**Exercise description:**
Reproduce the data that follows in its entirety, character for character.

Recorded data
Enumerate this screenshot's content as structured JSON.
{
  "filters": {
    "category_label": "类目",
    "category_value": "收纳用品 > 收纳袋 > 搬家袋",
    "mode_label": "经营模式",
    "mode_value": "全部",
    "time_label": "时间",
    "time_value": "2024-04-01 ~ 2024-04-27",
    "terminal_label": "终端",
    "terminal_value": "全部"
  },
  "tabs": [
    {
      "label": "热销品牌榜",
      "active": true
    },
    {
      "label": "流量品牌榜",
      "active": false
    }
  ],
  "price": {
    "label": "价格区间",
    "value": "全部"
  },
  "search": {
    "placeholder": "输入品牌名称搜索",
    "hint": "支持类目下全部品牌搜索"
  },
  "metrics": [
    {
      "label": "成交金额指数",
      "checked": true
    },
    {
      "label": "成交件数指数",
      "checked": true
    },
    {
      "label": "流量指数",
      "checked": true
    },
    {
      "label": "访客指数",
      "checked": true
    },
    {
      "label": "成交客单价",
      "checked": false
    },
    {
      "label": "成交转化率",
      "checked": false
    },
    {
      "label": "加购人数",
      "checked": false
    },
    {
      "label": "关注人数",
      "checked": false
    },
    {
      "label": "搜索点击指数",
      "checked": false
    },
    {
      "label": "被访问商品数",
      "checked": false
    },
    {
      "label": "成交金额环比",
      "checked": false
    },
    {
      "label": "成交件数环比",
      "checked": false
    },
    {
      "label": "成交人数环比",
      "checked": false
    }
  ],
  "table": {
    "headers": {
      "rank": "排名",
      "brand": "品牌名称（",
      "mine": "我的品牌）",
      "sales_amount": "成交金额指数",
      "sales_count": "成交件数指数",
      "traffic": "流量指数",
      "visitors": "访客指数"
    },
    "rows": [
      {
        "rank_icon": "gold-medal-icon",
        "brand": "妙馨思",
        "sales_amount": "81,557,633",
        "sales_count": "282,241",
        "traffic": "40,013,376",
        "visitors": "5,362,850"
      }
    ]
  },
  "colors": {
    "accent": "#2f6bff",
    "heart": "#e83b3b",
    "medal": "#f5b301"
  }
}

**Written response:**
Enumerate this screenshot's content as structured JSON.
{
  "filters": {
    "category_label": "类目",
    "category_value": "收纳用品 > 收纳袋 > 搬家袋",
    "mode_label": "经营模式",
    "mode_value": "全部",
    "time_label": "时间",
    "time_value": "2024-04-01 ~ 2024-04-27",
    "terminal_label": "终端",
    "terminal_value": "全部"
  },
  "tabs": [
    {
      "label": "热销品牌榜",
      "active": true
    },
    {
      "label": "流量品牌榜",
      "active": false
    }
  ],
  "price": {
    "label": "价格区间",
    "value": "全部"
  },
  "search": {
    "placeholder": "输入品牌名称搜索",
    "hint": "支持类目下全部品牌搜索"
  },
  "metrics": [
    {
      "label": "成交金额指数",
      "checked": true
    },
    {
      "label": "成交件数指数",
      "checked": true
    },
    {
      "label": "流量指数",
      "checked": true
    },
    {
      "label": "访客指数",
      "checked": true
    },
    {
      "label": "成交客单价",
      "checked": false
    },
    {
      "label": "成交转化率",
      "checked": false
    },
    {
      "label": "加购人数",
      "checked": false
    },
    {
      "label": "关注人数",
      "checked": false
    },
    {
      "label": "搜索点击指数",
      "checked": false
    },
    {
      "label": "被访问商品数",
      "checked": false
    },
    {
      "label": "成交金额环比",
      "checked": false
    },
    {
      "label": "成交件数环比",
      "checked": false
    },
    {
      "label": "成交人数环比",
      "checked": false
    }
  ],
  "table": {
    "headers": {
      "rank": "排名",
      "brand": "品牌名称（",
      "mine": "我的品牌）",
      "sales_amount": "成交金额指数",
      "sales_count": "成交件数指数",
      "traffic": "流量指数",
      "visitors": "访客指数"
    },
    "rows": [
      {
        "rank_icon": "gold-medal-icon",
        "brand": "妙馨思",
        "sales_amount": "81,557,633",
        "sales_count": "282,241",
        "traffic": "40,013,376",
        "visitors": "5,362,850"
      }
    ]
  },
  "colors": {
    "accent": "#2f6bff",
    "heart": "#e83b3b",
    "medal": "#f5b301"
  }
}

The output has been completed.